TASK TO CARRY OUT: Go through the entries and set each one down exactly.
--- START ---
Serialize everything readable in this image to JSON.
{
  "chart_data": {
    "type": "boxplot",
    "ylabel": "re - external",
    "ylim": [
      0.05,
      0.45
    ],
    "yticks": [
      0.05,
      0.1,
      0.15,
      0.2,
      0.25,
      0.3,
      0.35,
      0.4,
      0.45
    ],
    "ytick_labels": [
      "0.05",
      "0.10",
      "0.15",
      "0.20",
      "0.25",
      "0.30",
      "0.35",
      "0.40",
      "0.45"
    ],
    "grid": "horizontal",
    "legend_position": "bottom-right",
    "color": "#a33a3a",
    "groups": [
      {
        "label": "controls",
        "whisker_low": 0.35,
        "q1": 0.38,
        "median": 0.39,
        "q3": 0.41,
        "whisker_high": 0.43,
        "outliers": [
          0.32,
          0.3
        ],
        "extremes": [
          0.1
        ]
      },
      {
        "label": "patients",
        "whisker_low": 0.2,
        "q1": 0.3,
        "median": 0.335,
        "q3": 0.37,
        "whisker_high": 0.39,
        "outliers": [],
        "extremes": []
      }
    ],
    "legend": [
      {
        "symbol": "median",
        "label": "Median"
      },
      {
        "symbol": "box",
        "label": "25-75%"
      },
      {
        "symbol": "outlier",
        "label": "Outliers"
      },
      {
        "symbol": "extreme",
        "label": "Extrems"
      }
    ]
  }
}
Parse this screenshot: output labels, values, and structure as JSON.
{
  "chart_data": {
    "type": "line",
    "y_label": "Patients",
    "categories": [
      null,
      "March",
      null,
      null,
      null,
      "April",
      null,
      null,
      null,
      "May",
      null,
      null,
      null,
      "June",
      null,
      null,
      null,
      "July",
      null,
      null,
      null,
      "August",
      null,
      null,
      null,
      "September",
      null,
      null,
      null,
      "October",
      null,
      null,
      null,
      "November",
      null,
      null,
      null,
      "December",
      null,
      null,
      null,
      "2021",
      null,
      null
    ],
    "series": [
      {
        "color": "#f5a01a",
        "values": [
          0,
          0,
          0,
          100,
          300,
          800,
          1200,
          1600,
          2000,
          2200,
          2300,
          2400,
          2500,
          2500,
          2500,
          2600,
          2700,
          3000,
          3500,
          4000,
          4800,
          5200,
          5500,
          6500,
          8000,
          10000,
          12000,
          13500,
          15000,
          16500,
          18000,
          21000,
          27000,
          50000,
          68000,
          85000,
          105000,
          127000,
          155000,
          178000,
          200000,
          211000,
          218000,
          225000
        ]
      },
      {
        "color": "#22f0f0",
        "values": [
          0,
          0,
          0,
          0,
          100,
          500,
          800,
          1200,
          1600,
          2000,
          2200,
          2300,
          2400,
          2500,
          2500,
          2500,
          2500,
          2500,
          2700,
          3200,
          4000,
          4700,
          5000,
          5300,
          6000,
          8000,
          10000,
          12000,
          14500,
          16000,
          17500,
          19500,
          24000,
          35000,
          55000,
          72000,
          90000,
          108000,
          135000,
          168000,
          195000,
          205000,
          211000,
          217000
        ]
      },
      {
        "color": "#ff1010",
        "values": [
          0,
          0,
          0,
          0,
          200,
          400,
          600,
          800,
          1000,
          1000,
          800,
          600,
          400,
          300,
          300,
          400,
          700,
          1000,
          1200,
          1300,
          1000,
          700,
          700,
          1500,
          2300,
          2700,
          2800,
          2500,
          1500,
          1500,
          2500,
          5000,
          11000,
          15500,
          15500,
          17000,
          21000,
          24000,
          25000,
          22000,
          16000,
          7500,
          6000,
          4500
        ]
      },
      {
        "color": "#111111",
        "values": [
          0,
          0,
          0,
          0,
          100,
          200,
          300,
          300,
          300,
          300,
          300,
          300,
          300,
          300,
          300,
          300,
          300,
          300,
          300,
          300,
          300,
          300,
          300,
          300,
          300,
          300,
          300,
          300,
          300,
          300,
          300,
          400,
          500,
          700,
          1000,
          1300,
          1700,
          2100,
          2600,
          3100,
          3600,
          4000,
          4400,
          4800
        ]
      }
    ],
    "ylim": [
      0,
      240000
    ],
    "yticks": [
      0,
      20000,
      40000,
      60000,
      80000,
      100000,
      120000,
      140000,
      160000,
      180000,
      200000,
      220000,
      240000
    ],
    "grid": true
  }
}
--- END ---
ANSWER BELOW:
Serialize everything readable in this image to JSON.
{
  "chart_data": {
    "type": "boxplot",
    "ylabel": "re - external",
    "ylim": [
      0.05,
      0.45
    ],
    "yticks": [
      0.05,
      0.1,
      0.15,
      0.2,
      0.25,
      0.3,
      0.35,
      0.4,
      0.45
    ],
    "ytick_labels": [
      "0.05",
      "0.10",
      "0.15",
      "0.20",
      "0.25",
      "0.30",
      "0.35",
      "0.40",
      "0.45"
    ],
    "grid": "horizontal",
    "legend_position": "bottom-right",
    "color": "#a33a3a",
    "groups": [
      {
        "label": "controls",
        "whisker_low": 0.35,
        "q1": 0.38,
        "median": 0.39,
        "q3": 0.41,
        "whisker_high": 0.43,
        "outliers": [
          0.32,
          0.3
        ],
        "extremes": [
          0.1
        ]
      },
      {
        "label": "patients",
        "whisker_low": 0.2,
        "q1": 0.3,
        "median": 0.335,
        "q3": 0.37,
        "whisker_high": 0.39,
        "outliers": [],
        "extremes": []
      }
    ],
    "legend": [
      {
        "symbol": "median",
        "label": "Median"
      },
      {
        "symbol": "box",
        "label": "25-75%"
      },
      {
        "symbol": "outlier",
        "label": "Outliers"
      },
      {
        "symbol": "extreme",
        "label": "Extrems"
      }
    ]
  }
}
Parse this screenshot: output labels, values, and structure as JSON.
{
  "chart_data": {
    "type": "line",
    "y_label": "Patients",
    "categories": [
      null,
      "March",
      null,
      null,
      null,
      "April",
      null,
      null,
      null,
      "May",
      null,
      null,
      null,
      "June",
      null,
      null,
      null,
      "July",
      null,
      null,
      null,
      "August",
      null,
      null,
      null,
      "September",
      null,
      null,
      null,
      "October",
      null,
      null,
      null,
      "November",
      null,
      null,
      null,
      "December",
      null,
      null,
      null,
      "2021",
      null,
      null
    ],
    "series": [
      {
        "color": "#f5a01a",
        "values": [
          0,
          0,
          0,
          100,
          300,
          800,
          1200,
          1600,
          2000,
          2200,
          2300,
          2400,
          2500,
          2500,
          2500,
          2600,
          2700,
          3000,
          3500,
          4000,
          4800,
          5200,
          5500,
          6500,
          8000,
          10000,
          12000,
          13500,
          15000,
          16500,
          18000,
          21000,
          27000,
          50000,
          68000,
          85000,
          105000,
          127000,
          155000,
          178000,
          200000,
          211000,
          218000,
          225000
        ]
      },
      {
        "color": "#22f0f0",
        "values": [
          0,
          0,
          0,
          0,
          100,
          500,
          800,
          1200,
          1600,
          2000,
          2200,
          2300,
          2400,
          2500,
          2500,
          2500,
          2500,
          2500,
          2700,
          3200,
          4000,
          4700,
          5000,
          5300,
          6000,
          8000,
          10000,
          12000,
          14500,
          16000,
          17500,
          19500,
          24000,
          35000,
          55000,
          72000,
          90000,
          108000,
          135000,
          168000,
          195000,
          205000,
          211000,
          217000
        ]
      },
      {
        "color": "#ff1010",
        "values": [
          0,
          0,
          0,
          0,
          200,
          400,
          600,
          800,
          1000,
          1000,
          800,
          600,
          400,
          300,
          300,
          400,
          700,
          1000,
          1200,
          1300,
          1000,
          700,
          700,
          1500,
          2300,
          2700,
          2800,
          2500,
          1500,
          1500,
          2500,
          5000,
          11000,
          15500,
          15500,
          17000,
          21000,
          24000,
          25000,
          22000,
          16000,
          7500,
          6000,
          4500
        ]
      },
      {
        "color": "#111111",
        "values": [
          0,
          0,
          0,
          0,
          100,
          200,
          300,
          300,
          300,
          300,
          300,
          300,
          300,
          300,
          300,
          300,
          300,
          300,
          300,
          300,
          300,
          300,
          300,
          300,
          300,
          300,
          300,
          300,
          300,
          300,
          300,
          400,
          500,
          700,
          1000,
          1300,
          1700,
          2100,
          2600,
          3100,
          3600,
          4000,
          4400,
          4800
        ]
      }
    ],
    "ylim": [
      0,
      240000
    ],
    "yticks": [
      0,
      20000,
      40000,
      60000,
      80000,
      100000,
      120000,
      140000,
      160000,
      180000,
      200000,
      220000,
      240000
    ],
    "grid": true
  }
}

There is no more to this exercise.